Records from a collection of figures
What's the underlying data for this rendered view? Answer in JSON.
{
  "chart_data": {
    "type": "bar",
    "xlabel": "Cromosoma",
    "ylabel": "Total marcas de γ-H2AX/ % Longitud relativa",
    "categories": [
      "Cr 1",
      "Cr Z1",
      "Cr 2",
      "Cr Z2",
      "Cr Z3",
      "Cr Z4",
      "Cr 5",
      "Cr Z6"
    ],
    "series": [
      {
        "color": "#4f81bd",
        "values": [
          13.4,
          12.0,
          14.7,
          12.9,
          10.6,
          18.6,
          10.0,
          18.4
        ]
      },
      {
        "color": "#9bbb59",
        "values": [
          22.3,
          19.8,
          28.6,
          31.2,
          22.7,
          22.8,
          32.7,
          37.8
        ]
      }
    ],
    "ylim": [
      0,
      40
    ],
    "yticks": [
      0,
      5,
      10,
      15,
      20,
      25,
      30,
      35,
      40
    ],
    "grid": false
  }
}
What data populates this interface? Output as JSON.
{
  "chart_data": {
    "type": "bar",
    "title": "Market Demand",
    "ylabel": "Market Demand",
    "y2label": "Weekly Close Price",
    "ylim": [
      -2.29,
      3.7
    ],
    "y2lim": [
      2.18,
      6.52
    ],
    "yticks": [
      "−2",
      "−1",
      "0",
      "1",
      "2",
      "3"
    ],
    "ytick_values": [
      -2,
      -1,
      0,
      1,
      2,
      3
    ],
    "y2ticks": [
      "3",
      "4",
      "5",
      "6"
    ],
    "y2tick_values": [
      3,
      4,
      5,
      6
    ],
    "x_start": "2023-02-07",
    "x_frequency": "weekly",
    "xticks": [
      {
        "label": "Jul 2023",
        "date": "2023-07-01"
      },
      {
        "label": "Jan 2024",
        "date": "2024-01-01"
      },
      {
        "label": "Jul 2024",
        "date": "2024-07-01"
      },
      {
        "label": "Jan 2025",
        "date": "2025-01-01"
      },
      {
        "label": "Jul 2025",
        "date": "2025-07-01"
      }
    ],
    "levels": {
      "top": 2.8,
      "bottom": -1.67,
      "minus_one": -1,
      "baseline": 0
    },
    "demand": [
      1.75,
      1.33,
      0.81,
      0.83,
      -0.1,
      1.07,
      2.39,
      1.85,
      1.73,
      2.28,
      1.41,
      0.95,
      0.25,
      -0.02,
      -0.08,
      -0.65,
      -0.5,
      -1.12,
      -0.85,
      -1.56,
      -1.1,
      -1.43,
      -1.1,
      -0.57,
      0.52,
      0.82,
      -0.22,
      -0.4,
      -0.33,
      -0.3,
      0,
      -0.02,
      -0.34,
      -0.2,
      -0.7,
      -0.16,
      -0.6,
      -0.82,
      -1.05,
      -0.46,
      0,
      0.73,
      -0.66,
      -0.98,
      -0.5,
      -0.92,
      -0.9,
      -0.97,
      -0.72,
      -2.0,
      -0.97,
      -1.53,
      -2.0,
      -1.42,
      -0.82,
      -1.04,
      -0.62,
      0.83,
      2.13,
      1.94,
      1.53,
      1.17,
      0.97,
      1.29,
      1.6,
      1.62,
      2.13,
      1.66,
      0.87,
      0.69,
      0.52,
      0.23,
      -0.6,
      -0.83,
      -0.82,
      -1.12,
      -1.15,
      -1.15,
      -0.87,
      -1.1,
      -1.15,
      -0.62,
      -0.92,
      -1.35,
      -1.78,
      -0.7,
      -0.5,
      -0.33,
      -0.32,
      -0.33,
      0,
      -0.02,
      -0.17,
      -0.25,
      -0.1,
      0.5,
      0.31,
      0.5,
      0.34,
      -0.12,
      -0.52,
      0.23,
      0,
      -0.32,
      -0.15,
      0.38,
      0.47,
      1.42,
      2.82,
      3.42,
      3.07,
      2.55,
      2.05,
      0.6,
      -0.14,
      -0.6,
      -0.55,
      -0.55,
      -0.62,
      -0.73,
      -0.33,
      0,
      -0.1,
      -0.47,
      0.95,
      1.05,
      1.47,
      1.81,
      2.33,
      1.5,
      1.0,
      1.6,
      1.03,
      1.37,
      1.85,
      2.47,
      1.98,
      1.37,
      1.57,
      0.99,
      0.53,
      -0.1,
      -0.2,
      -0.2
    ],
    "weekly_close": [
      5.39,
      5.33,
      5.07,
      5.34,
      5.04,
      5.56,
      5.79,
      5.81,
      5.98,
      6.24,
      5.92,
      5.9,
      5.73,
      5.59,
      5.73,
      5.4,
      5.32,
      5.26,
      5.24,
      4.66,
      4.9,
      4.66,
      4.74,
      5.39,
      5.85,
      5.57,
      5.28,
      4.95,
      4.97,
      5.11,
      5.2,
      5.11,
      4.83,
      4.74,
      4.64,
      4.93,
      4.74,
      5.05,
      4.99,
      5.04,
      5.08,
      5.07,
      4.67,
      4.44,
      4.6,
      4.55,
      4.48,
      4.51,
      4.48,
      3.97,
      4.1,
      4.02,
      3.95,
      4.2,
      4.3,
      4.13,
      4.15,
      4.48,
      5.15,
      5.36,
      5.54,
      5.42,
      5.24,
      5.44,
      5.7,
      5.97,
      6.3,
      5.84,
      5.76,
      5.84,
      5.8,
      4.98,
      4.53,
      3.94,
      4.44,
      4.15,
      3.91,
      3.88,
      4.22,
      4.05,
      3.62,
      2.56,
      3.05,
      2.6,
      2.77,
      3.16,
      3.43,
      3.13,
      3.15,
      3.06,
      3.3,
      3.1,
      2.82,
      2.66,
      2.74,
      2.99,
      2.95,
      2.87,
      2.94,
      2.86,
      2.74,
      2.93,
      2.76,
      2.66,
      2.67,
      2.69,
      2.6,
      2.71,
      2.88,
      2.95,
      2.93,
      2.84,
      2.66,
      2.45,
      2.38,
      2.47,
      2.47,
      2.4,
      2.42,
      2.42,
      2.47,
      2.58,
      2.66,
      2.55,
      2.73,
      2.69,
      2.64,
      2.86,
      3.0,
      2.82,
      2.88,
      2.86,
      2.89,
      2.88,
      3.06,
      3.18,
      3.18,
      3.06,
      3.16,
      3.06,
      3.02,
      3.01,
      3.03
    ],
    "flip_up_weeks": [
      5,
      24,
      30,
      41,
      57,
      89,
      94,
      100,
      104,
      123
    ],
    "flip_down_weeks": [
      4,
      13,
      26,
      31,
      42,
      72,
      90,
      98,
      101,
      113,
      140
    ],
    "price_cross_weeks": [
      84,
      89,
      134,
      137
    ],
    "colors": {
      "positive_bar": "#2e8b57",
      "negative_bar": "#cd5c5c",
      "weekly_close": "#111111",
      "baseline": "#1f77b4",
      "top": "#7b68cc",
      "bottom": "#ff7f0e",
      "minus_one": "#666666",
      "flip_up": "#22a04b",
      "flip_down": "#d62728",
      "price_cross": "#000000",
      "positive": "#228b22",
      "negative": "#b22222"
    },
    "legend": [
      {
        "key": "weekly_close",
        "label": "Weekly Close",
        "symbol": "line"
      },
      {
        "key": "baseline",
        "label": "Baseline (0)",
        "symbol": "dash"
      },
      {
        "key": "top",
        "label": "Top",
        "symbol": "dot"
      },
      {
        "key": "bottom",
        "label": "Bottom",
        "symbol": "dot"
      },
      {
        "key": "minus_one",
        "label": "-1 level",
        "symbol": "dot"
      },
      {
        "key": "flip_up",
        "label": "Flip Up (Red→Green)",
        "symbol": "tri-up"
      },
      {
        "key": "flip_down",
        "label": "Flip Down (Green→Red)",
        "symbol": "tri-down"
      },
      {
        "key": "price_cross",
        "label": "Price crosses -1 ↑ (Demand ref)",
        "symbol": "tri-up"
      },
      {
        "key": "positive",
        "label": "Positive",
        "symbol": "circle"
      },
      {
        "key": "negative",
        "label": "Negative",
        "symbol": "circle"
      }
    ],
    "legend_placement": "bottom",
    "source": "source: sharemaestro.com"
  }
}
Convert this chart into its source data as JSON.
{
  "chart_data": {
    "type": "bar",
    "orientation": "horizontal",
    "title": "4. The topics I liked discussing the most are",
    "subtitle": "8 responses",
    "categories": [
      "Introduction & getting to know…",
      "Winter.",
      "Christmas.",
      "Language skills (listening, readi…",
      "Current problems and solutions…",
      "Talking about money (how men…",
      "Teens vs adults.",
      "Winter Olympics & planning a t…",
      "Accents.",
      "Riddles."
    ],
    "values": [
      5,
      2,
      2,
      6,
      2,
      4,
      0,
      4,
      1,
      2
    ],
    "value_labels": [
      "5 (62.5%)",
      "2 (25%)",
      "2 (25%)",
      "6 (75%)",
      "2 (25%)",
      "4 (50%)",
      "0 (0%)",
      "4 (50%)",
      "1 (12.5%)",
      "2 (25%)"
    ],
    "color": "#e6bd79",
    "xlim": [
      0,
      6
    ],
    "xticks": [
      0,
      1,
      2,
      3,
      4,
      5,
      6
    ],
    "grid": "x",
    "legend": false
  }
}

**EXERCISE REQUIREMENTS**
Gather every line containing the word "date" and copy it.

**WORKED ANSWER**
        "date": "2023-07-01"
        "date": "2024-01-01"
        "date": "2024-07-01"
        "date": "2025-01-01"
        "date": "2025-07-01"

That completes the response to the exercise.